◆ **Entries shown**:

....................

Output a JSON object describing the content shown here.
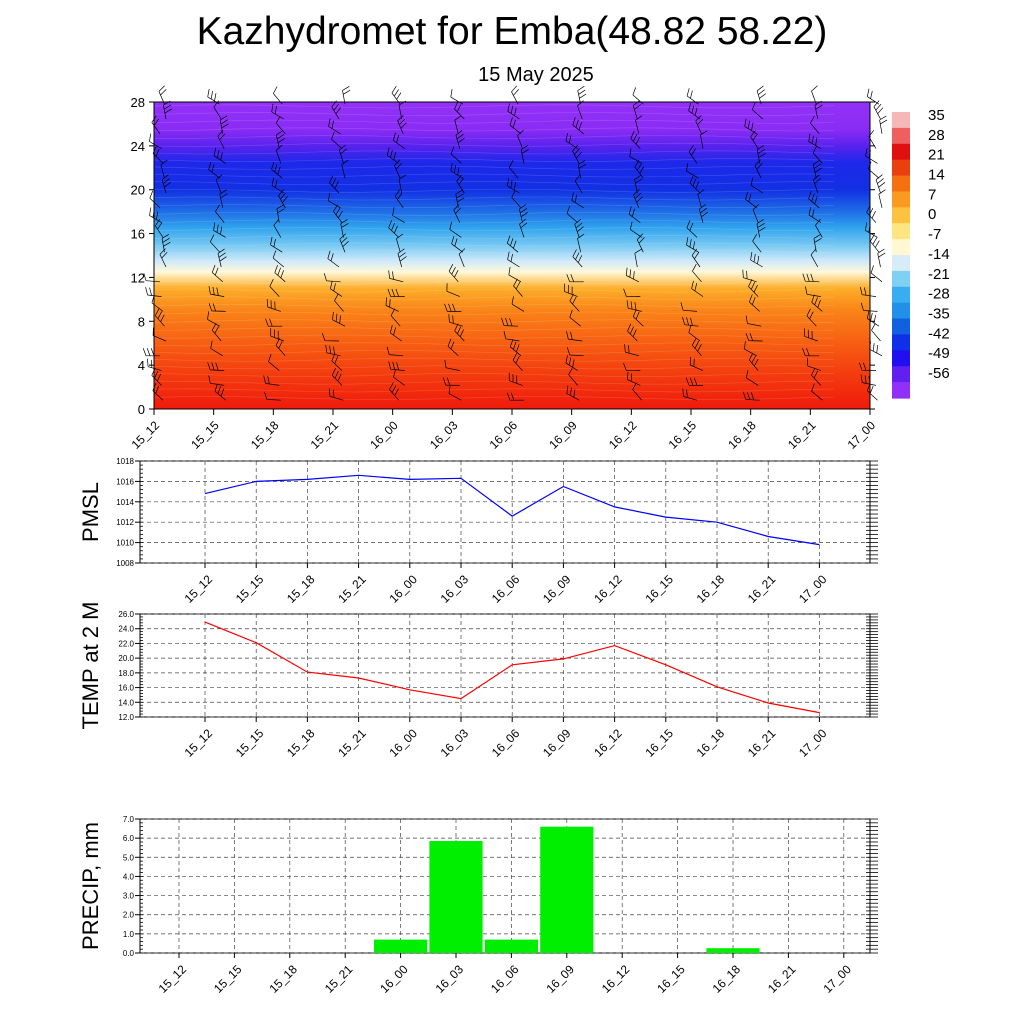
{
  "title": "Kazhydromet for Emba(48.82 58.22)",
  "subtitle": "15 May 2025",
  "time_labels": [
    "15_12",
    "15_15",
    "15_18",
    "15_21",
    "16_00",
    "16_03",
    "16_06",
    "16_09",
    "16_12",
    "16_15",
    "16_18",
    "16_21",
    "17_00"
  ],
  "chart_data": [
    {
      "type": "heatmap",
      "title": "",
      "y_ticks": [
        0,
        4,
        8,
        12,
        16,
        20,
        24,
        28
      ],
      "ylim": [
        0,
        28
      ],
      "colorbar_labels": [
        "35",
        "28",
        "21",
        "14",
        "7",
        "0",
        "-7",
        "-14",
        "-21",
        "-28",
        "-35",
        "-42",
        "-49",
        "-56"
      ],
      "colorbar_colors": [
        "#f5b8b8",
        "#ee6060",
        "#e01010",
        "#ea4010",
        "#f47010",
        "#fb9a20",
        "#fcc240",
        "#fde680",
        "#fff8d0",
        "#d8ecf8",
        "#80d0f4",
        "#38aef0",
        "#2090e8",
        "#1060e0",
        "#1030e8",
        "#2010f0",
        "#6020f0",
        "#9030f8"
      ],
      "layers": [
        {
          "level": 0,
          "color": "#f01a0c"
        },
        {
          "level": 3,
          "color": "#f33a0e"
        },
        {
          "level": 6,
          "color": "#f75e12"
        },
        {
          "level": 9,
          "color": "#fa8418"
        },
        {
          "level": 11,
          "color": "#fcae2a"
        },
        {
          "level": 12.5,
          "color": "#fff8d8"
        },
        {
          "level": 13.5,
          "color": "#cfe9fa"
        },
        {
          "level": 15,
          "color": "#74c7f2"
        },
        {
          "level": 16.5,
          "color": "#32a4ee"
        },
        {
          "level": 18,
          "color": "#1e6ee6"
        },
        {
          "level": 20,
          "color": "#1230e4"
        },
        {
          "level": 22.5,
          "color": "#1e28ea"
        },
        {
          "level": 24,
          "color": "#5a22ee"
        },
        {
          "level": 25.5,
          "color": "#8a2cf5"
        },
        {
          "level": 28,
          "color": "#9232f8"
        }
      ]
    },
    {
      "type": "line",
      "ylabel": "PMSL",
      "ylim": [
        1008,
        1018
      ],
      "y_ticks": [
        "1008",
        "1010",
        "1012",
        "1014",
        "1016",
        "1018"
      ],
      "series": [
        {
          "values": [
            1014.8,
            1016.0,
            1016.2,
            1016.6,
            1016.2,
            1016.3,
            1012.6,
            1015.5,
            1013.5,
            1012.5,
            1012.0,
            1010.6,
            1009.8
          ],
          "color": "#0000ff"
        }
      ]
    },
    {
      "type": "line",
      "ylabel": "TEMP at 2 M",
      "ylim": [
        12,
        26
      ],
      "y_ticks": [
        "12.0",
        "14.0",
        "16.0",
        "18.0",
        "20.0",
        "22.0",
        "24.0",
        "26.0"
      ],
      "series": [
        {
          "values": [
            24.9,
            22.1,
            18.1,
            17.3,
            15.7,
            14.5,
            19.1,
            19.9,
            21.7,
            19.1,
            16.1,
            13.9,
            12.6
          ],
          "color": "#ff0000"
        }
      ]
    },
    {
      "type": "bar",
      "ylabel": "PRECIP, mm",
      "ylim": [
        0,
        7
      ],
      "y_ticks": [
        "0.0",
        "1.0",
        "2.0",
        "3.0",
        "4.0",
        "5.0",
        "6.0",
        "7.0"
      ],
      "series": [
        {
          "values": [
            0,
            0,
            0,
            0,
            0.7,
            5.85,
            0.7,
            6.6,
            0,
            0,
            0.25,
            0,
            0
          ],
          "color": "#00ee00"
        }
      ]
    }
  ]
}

....................

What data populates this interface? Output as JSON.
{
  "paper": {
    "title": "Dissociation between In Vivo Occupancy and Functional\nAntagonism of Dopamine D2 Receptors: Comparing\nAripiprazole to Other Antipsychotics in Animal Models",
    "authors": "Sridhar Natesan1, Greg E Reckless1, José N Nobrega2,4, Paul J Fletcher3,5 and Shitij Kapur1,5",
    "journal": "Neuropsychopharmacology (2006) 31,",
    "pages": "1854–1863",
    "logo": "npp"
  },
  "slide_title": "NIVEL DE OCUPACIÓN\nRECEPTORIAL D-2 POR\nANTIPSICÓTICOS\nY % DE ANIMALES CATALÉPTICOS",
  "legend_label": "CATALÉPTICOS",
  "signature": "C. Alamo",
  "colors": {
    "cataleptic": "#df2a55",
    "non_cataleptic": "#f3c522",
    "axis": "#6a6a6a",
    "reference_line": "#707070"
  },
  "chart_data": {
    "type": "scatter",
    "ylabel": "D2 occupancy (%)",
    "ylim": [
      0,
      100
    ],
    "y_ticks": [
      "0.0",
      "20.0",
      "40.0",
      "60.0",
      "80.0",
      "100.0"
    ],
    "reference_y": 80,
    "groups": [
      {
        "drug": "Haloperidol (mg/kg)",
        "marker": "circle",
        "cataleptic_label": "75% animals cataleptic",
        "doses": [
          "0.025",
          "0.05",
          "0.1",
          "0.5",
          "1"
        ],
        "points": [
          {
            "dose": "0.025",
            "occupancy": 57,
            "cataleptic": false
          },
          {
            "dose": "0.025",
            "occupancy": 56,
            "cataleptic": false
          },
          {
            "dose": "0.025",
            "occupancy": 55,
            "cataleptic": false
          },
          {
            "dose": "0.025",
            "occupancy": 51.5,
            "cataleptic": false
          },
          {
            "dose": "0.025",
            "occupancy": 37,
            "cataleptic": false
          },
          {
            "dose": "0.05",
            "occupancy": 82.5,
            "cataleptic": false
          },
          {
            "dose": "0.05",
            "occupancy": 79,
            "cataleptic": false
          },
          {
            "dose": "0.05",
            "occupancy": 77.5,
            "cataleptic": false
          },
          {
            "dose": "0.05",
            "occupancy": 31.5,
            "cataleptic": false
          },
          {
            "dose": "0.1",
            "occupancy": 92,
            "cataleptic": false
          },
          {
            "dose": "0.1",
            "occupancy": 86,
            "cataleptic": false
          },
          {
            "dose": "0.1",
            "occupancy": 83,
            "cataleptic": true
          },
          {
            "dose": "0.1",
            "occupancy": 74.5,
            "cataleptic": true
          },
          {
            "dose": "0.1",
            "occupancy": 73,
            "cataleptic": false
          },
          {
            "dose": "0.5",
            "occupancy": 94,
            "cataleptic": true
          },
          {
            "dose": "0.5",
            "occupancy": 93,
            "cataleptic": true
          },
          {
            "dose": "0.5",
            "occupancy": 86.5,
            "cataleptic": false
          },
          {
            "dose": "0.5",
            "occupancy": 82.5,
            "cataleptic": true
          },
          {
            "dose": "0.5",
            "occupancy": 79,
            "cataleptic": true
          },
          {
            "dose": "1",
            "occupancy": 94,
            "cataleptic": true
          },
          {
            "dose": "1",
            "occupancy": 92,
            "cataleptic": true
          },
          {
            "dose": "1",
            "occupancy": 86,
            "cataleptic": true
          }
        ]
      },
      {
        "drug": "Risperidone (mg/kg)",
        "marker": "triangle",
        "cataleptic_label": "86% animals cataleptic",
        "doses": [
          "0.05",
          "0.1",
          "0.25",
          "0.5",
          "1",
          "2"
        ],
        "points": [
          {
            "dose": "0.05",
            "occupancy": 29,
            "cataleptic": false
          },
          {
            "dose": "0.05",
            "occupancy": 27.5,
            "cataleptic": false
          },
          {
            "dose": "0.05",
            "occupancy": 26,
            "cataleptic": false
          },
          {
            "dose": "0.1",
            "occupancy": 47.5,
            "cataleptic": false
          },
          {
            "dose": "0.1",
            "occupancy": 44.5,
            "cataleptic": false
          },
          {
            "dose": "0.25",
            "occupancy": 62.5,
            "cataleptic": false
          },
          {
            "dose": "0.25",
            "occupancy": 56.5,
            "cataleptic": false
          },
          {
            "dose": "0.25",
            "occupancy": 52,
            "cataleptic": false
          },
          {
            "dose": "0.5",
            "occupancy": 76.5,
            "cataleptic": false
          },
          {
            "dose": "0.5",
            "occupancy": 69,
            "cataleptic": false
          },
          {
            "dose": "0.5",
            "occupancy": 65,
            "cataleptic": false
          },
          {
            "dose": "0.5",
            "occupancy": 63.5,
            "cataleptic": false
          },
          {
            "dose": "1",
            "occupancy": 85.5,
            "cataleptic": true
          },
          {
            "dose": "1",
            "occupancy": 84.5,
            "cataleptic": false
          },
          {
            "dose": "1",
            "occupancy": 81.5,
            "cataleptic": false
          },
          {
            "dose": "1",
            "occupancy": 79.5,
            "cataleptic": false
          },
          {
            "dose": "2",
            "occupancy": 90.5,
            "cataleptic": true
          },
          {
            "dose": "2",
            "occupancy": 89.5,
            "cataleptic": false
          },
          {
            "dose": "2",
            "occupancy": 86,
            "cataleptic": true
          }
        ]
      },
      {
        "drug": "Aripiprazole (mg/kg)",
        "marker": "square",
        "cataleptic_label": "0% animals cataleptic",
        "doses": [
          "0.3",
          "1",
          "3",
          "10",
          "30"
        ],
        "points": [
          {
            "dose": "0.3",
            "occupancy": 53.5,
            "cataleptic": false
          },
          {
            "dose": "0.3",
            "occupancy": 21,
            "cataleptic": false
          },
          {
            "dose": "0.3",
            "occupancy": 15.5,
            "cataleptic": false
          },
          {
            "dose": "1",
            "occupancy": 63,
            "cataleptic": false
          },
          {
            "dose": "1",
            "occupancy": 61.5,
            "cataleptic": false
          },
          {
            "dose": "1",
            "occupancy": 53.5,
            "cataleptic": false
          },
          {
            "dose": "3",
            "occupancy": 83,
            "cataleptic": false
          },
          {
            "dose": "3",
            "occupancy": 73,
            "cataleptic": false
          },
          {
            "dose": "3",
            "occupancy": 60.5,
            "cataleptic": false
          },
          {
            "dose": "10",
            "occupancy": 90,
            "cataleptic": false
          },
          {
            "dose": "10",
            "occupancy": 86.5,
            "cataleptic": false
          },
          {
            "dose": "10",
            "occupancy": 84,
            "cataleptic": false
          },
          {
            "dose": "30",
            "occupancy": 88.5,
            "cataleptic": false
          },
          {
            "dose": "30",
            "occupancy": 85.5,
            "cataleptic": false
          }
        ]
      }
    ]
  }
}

....................

◆ **What you will do**: All lines that include "drug" are to be gathered and copied.

◆ **Reply**:
        "drug": "Haloperidol (mg/kg)",
        "drug": "Risperidone (mg/kg)",
        "drug": "Aripiprazole (mg/kg)",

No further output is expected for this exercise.